- Task instructions: Repeat the listing in full. Nothing may be added or left out.
-- begin --
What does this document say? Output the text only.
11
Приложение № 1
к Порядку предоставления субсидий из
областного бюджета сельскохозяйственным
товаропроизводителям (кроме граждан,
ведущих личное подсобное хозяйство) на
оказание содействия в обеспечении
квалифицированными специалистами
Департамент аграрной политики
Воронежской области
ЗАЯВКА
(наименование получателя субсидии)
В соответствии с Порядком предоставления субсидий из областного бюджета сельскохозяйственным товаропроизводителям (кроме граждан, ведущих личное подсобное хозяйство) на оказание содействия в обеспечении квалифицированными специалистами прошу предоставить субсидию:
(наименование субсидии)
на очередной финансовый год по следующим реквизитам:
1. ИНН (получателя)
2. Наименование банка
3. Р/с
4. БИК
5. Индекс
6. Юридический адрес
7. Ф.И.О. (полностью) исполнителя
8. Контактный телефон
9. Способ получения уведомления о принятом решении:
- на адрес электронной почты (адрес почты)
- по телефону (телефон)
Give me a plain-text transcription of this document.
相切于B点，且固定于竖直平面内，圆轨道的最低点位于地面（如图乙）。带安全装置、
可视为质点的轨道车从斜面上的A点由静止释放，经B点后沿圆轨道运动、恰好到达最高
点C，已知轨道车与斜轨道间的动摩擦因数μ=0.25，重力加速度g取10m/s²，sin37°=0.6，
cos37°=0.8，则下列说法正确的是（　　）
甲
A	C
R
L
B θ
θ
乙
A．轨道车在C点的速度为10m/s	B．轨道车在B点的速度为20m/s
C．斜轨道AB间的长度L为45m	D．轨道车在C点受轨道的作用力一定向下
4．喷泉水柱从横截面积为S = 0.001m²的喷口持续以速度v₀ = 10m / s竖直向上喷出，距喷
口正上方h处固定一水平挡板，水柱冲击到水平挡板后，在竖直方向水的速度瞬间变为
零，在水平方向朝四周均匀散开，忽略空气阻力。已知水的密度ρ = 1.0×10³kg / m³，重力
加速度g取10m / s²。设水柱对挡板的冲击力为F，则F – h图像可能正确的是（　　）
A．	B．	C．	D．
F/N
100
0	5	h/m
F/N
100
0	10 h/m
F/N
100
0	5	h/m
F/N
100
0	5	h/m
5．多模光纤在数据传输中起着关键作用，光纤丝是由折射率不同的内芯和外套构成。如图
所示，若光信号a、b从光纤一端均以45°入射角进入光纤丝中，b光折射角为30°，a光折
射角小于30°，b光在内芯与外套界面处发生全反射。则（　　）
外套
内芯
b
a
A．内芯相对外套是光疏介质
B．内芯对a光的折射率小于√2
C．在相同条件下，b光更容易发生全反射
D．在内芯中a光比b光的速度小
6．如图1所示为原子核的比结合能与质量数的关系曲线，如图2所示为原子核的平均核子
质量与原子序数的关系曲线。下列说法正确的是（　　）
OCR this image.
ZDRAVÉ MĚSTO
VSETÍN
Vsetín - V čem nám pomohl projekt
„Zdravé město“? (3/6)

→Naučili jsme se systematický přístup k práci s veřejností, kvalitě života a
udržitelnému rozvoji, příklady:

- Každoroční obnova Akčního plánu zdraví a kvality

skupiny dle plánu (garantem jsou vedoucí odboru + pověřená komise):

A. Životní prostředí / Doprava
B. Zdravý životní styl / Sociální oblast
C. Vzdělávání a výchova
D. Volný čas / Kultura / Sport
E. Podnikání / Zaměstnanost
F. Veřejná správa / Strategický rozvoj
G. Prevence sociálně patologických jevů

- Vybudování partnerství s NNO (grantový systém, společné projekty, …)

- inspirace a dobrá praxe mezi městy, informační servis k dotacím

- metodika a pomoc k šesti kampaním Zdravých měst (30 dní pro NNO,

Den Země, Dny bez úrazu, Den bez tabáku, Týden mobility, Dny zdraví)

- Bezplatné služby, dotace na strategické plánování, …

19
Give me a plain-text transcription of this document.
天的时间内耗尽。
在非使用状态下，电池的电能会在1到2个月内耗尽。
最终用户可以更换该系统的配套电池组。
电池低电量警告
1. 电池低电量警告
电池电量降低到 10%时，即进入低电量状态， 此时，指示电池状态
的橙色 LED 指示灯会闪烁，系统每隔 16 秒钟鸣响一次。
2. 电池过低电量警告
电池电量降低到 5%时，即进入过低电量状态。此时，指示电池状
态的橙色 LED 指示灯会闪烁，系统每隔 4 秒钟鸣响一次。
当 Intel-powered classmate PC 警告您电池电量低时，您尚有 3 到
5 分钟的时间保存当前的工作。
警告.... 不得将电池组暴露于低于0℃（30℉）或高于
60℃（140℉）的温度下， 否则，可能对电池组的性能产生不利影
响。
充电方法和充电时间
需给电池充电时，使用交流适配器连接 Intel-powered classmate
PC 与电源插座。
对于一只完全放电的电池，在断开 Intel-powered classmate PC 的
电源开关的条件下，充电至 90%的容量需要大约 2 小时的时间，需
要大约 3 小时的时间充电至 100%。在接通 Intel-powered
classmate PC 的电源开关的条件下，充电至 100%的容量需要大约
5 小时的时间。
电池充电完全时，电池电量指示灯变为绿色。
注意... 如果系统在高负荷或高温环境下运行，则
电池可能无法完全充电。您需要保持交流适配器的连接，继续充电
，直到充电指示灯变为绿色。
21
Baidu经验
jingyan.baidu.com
-- end --
- The solution:
What does this document say? Output the text only.
11
Приложение № 1
к Порядку предоставления субсидий из
областного бюджета сельскохозяйственным
товаропроизводителям (кроме граждан,
ведущих личное подсобное хозяйство) на
оказание содействия в обеспечении
квалифицированными специалистами
Департамент аграрной политики
Воронежской области
ЗАЯВКА
(наименование получателя субсидии)
В соответствии с Порядком предоставления субсидий из областного бюджета сельскохозяйственным товаропроизводителям (кроме граждан, ведущих личное подсобное хозяйство) на оказание содействия в обеспечении квалифицированными специалистами прошу предоставить субсидию:
(наименование субсидии)
на очередной финансовый год по следующим реквизитам:
1. ИНН (получателя)
2. Наименование банка
3. Р/с
4. БИК
5. Индекс
6. Юридический адрес
7. Ф.И.О. (полностью) исполнителя
8. Контактный телефон
9. Способ получения уведомления о принятом решении:
- на адрес электронной почты (адрес почты)
- по телефону (телефон)
Give me a plain-text transcription of this document.
相切于B点，且固定于竖直平面内，圆轨道的最低点位于地面（如图乙）。带安全装置、
可视为质点的轨道车从斜面上的A点由静止释放，经B点后沿圆轨道运动、恰好到达最高
点C，已知轨道车与斜轨道间的动摩擦因数μ=0.25，重力加速度g取10m/s²，sin37°=0.6，
cos37°=0.8，则下列说法正确的是（　　）
甲
A	C
R
L
B θ
θ
乙
A．轨道车在C点的速度为10m/s	B．轨道车在B点的速度为20m/s
C．斜轨道AB间的长度L为45m	D．轨道车在C点受轨道的作用力一定向下
4．喷泉水柱从横截面积为S = 0.001m²的喷口持续以速度v₀ = 10m / s竖直向上喷出，距喷
口正上方h处固定一水平挡板，水柱冲击到水平挡板后，在竖直方向水的速度瞬间变为
零，在水平方向朝四周均匀散开，忽略空气阻力。已知水的密度ρ = 1.0×10³kg / m³，重力
加速度g取10m / s²。设水柱对挡板的冲击力为F，则F – h图像可能正确的是（　　）
A．	B．	C．	D．
F/N
100
0	5	h/m
F/N
100
0	10 h/m
F/N
100
0	5	h/m
F/N
100
0	5	h/m
5．多模光纤在数据传输中起着关键作用，光纤丝是由折射率不同的内芯和外套构成。如图
所示，若光信号a、b从光纤一端均以45°入射角进入光纤丝中，b光折射角为30°，a光折
射角小于30°，b光在内芯与外套界面处发生全反射。则（　　）
外套
内芯
b
a
A．内芯相对外套是光疏介质
B．内芯对a光的折射率小于√2
C．在相同条件下，b光更容易发生全反射
D．在内芯中a光比b光的速度小
6．如图1所示为原子核的比结合能与质量数的关系曲线，如图2所示为原子核的平均核子
质量与原子序数的关系曲线。下列说法正确的是（　　）
OCR this image.
ZDRAVÉ MĚSTO
VSETÍN
Vsetín - V čem nám pomohl projekt
„Zdravé město“? (3/6)

→Naučili jsme se systematický přístup k práci s veřejností, kvalitě života a
udržitelnému rozvoji, příklady:

- Každoroční obnova Akčního plánu zdraví a kvality

skupiny dle plánu (garantem jsou vedoucí odboru + pověřená komise):

A. Životní prostředí / Doprava
B. Zdravý životní styl / Sociální oblast
C. Vzdělávání a výchova
D. Volný čas / Kultura / Sport
E. Podnikání / Zaměstnanost
F. Veřejná správa / Strategický rozvoj
G. Prevence sociálně patologických jevů

- Vybudování partnerství s NNO (grantový systém, společné projekty, …)

- inspirace a dobrá praxe mezi městy, informační servis k dotacím

- metodika a pomoc k šesti kampaním Zdravých měst (30 dní pro NNO,

Den Země, Dny bez úrazu, Den bez tabáku, Týden mobility, Dny zdraví)

- Bezplatné služby, dotace na strategické plánování, …

19
Give me a plain-text transcription of this document.
天的时间内耗尽。
在非使用状态下，电池的电能会在1到2个月内耗尽。
最终用户可以更换该系统的配套电池组。
电池低电量警告
1. 电池低电量警告
电池电量降低到 10%时，即进入低电量状态， 此时，指示电池状态
的橙色 LED 指示灯会闪烁，系统每隔 16 秒钟鸣响一次。
2. 电池过低电量警告
电池电量降低到 5%时，即进入过低电量状态。此时，指示电池状
态的橙色 LED 指示灯会闪烁，系统每隔 4 秒钟鸣响一次。
当 Intel-powered classmate PC 警告您电池电量低时，您尚有 3 到
5 分钟的时间保存当前的工作。
警告.... 不得将电池组暴露于低于0℃（30℉）或高于
60℃（140℉）的温度下， 否则，可能对电池组的性能产生不利影
响。
充电方法和充电时间
需给电池充电时，使用交流适配器连接 Intel-powered classmate
PC 与电源插座。
对于一只完全放电的电池，在断开 Intel-powered classmate PC 的
电源开关的条件下，充电至 90%的容量需要大约 2 小时的时间，需
要大约 3 小时的时间充电至 100%。在接通 Intel-powered
classmate PC 的电源开关的条件下，充电至 100%的容量需要大约
5 小时的时间。
电池充电完全时，电池电量指示灯变为绿色。
注意... 如果系统在高负荷或高温环境下运行，则
电池可能无法完全充电。您需要保持交流适配器的连接，继续充电
，直到充电指示灯变为绿色。
21
Baidu经验
jingyan.baidu.com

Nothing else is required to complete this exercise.